DATASET RECORDS »
▽

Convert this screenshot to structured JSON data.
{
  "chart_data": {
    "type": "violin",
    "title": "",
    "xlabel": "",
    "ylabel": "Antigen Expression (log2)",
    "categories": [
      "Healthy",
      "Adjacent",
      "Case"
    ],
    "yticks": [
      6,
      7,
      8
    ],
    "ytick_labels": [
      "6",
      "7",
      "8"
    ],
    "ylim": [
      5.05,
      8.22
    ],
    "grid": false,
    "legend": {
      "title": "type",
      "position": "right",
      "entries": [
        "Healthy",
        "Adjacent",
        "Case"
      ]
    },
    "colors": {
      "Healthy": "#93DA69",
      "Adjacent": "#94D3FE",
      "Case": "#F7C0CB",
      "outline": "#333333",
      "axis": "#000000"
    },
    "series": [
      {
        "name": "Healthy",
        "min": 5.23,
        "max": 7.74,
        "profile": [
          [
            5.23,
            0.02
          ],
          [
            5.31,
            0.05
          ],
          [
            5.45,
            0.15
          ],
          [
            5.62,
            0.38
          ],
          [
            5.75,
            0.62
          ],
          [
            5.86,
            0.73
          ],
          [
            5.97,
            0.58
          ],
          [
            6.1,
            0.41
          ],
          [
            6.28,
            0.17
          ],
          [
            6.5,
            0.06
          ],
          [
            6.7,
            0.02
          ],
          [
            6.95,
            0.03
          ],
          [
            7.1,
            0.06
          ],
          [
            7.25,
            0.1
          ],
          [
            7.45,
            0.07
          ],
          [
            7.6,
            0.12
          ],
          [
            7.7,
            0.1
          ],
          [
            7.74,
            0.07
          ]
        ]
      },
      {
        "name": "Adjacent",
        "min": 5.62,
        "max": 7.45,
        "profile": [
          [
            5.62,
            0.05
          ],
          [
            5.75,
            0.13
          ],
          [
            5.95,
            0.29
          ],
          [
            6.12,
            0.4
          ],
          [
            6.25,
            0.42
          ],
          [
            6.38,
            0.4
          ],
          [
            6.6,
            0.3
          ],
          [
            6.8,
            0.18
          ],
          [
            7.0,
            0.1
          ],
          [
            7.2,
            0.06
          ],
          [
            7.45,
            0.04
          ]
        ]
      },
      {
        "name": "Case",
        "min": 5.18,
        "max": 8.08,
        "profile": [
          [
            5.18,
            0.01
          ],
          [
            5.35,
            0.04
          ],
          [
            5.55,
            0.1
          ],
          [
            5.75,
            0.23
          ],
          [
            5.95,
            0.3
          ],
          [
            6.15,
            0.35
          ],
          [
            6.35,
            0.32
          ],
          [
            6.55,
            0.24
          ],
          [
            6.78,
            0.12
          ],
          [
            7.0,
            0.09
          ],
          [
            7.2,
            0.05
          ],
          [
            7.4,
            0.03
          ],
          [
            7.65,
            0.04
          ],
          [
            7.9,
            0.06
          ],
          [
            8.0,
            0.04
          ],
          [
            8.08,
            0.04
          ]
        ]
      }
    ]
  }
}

△

YOUR TASK » Extract each entry in full and write it down exactly.

THE SOLUTION »
Convert this screenshot to structured JSON data.
{
  "chart_data": {
    "type": "violin",
    "title": "",
    "xlabel": "",
    "ylabel": "Antigen Expression (log2)",
    "categories": [
      "Healthy",
      "Adjacent",
      "Case"
    ],
    "yticks": [
      6,
      7,
      8
    ],
    "ytick_labels": [
      "6",
      "7",
      "8"
    ],
    "ylim": [
      5.05,
      8.22
    ],
    "grid": false,
    "legend": {
      "title": "type",
      "position": "right",
      "entries": [
        "Healthy",
        "Adjacent",
        "Case"
      ]
    },
    "colors": {
      "Healthy": "#93DA69",
      "Adjacent": "#94D3FE",
      "Case": "#F7C0CB",
      "outline": "#333333",
      "axis": "#000000"
    },
    "series": [
      {
        "name": "Healthy",
        "min": 5.23,
        "max": 7.74,
        "profile": [
          [
            5.23,
            0.02
          ],
          [
            5.31,
            0.05
          ],
          [
            5.45,
            0.15
          ],
          [
            5.62,
            0.38
          ],
          [
            5.75,
            0.62
          ],
          [
            5.86,
            0.73
          ],
          [
            5.97,
            0.58
          ],
          [
            6.1,
            0.41
          ],
          [
            6.28,
            0.17
          ],
          [
            6.5,
            0.06
          ],
          [
            6.7,
            0.02
          ],
          [
            6.95,
            0.03
          ],
          [
            7.1,
            0.06
          ],
          [
            7.25,
            0.1
          ],
          [
            7.45,
            0.07
          ],
          [
            7.6,
            0.12
          ],
          [
            7.7,
            0.1
          ],
          [
            7.74,
            0.07
          ]
        ]
      },
      {
        "name": "Adjacent",
        "min": 5.62,
        "max": 7.45,
        "profile": [
          [
            5.62,
            0.05
          ],
          [
            5.75,
            0.13
          ],
          [
            5.95,
            0.29
          ],
          [
            6.12,
            0.4
          ],
          [
            6.25,
            0.42
          ],
          [
            6.38,
            0.4
          ],
          [
            6.6,
            0.3
          ],
          [
            6.8,
            0.18
          ],
          [
            7.0,
            0.1
          ],
          [
            7.2,
            0.06
          ],
          [
            7.45,
            0.04
          ]
        ]
      },
      {
        "name": "Case",
        "min": 5.18,
        "max": 8.08,
        "profile": [
          [
            5.18,
            0.01
          ],
          [
            5.35,
            0.04
          ],
          [
            5.55,
            0.1
          ],
          [
            5.75,
            0.23
          ],
          [
            5.95,
            0.3
          ],
          [
            6.15,
            0.35
          ],
          [
            6.35,
            0.32
          ],
          [
            6.55,
            0.24
          ],
          [
            6.78,
            0.12
          ],
          [
            7.0,
            0.09
          ],
          [
            7.2,
            0.05
          ],
          [
            7.4,
            0.03
          ],
          [
            7.65,
            0.04
          ],
          [
            7.9,
            0.06
          ],
          [
            8.0,
            0.04
          ],
          [
            8.08,
            0.04
          ]
        ]
      }
    ]
  }
}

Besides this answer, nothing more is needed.